SELECTED EXCERPT:
──────────────────────────────

ABSTRACT

Magnetoconvection, the study of the interaction between thermal convection and magnetic fields, was originally motivated by the dynamics of magnetic fields in the solar photosphere. Figure 1 (see color insert following page 234) shows a recent image from the Swedish Solar Telescope (courtesy of T.E. Berger) showing the solar granulation, sunspots (dark) and bright points in downdrafts between supergranular and intergranular lanes. The last two of these are signatures of magnetic field structures. The challenge to theorists and numericists is to understand these structures, to relate them to observations of emission spectra etc., to use them as diagnostics for behavior deeper down in the solar convection zone, and ultimately to relate the phenomena to the solar dynamo responsible for the sunspot cycle. This last is beyond the scope of the present review, but I have tried to survey in some breadth work done in the last twenty years on the effects of an imposed field. In fact, interest in magnetoconvection as a bifurcation problem, similar to double-diffusive convection, has led to a large number of papers that are not directly astrophysical, and I have tried to cover these as well, and crave the reader’s indulgence for emphasizing work with which I have been involved. For more details, the reviews by Proctor and Weiss (1982), Hughes and Proctor (1988), Weiss (1997) and Schu¨ssler and Kno¨lker (2001) may be consulted.

──────────────────────────────

Items drawn from a collection:
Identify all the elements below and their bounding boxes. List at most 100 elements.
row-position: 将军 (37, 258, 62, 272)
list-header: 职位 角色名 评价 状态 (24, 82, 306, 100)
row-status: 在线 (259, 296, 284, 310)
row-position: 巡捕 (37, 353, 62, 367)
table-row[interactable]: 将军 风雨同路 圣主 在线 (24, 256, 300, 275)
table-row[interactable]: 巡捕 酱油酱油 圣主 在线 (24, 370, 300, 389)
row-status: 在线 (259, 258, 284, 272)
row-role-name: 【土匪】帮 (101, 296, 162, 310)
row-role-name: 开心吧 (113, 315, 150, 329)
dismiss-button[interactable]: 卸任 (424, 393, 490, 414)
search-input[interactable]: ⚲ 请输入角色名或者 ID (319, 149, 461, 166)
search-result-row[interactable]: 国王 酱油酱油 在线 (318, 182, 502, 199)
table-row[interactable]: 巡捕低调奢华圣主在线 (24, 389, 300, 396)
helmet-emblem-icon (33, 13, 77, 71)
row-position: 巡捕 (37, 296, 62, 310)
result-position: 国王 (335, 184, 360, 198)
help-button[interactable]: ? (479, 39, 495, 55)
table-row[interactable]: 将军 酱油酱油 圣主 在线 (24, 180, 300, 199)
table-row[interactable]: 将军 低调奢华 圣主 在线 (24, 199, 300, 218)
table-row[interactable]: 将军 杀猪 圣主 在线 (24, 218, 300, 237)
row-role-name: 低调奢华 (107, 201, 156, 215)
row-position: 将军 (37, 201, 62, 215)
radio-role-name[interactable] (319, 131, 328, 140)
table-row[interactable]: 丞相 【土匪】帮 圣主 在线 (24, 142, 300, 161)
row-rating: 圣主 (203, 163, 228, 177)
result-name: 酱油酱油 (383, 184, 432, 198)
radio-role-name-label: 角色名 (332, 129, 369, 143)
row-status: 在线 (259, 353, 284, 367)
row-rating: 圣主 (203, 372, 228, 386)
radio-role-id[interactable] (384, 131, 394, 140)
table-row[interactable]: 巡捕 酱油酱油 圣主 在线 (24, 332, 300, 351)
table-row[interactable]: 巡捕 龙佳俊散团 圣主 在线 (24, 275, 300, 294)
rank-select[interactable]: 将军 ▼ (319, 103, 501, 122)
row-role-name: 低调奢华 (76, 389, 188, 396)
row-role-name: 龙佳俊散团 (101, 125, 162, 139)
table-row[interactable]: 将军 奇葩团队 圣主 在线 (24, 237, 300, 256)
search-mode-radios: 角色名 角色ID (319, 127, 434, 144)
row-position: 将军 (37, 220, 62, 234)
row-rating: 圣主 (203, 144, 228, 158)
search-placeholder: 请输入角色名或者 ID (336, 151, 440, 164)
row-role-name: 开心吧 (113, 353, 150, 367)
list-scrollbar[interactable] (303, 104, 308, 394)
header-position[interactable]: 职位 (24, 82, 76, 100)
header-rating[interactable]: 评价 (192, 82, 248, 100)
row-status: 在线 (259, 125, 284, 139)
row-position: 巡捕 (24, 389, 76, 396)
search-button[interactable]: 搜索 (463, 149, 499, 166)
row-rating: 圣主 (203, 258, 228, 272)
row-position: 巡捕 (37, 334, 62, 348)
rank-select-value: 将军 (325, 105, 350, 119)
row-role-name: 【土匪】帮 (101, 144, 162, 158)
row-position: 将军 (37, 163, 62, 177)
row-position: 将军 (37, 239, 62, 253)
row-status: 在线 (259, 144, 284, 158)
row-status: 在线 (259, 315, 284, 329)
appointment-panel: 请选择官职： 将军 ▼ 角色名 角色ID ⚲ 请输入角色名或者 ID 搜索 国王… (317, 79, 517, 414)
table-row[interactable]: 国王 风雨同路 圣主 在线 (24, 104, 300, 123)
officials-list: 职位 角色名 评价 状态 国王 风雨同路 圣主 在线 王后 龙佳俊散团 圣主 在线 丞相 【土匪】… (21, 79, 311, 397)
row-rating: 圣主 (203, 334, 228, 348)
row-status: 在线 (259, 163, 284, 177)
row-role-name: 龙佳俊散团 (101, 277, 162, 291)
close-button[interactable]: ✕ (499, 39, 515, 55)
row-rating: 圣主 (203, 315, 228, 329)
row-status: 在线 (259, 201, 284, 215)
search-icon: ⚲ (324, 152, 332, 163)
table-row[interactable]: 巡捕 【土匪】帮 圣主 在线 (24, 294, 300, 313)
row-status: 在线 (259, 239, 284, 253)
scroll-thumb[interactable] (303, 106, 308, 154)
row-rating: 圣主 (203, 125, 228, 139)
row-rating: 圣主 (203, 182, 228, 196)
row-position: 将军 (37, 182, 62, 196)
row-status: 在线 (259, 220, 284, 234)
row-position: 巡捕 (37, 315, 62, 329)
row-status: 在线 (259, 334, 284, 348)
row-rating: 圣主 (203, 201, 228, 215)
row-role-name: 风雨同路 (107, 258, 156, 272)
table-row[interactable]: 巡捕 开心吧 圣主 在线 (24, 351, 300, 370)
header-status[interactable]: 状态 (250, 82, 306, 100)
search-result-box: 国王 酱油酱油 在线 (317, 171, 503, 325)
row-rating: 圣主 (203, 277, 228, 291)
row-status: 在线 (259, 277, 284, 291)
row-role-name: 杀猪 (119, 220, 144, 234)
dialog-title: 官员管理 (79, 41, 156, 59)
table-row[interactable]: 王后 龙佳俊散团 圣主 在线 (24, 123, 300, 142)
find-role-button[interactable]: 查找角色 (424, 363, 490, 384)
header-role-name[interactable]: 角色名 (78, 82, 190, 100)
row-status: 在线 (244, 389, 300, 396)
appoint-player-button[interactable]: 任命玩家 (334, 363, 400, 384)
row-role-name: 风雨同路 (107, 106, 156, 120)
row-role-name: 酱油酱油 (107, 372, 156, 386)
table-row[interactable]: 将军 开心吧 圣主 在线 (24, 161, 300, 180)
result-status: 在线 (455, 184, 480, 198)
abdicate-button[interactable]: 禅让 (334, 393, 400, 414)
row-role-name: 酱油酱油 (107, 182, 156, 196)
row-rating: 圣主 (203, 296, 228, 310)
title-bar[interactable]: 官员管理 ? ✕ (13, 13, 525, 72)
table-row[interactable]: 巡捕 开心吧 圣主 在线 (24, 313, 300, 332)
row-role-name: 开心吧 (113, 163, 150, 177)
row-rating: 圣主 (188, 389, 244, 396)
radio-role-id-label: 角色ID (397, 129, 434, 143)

──────────────────────────────

PROBLEM SET:
- a) According to the magnetoconvection abstract, why does the review include many papers that are not directly astrophysical?
- b) Answer these questions from the magnetoconvection abstract:
(i) Which telescope took the image shown in Figure 1?
(ii) Over what period does the review survey work on the effects of an imposed field?
(iii) Which goal does the author say lies beyond the scope of the review?

EXERCISE RESPONSES:
- a) Interest in magnetoconvection as a bifurcation problem, similar to double-diffusive convection, has produced a large number of papers that are not directly astrophysical. The author therefore tries to cover these as well.

- b)
(i) The Swedish Solar Telescope.
(ii) The last twenty years.
(iii) Relating the phenomena to the solar dynamo responsible for the sunspot cycle.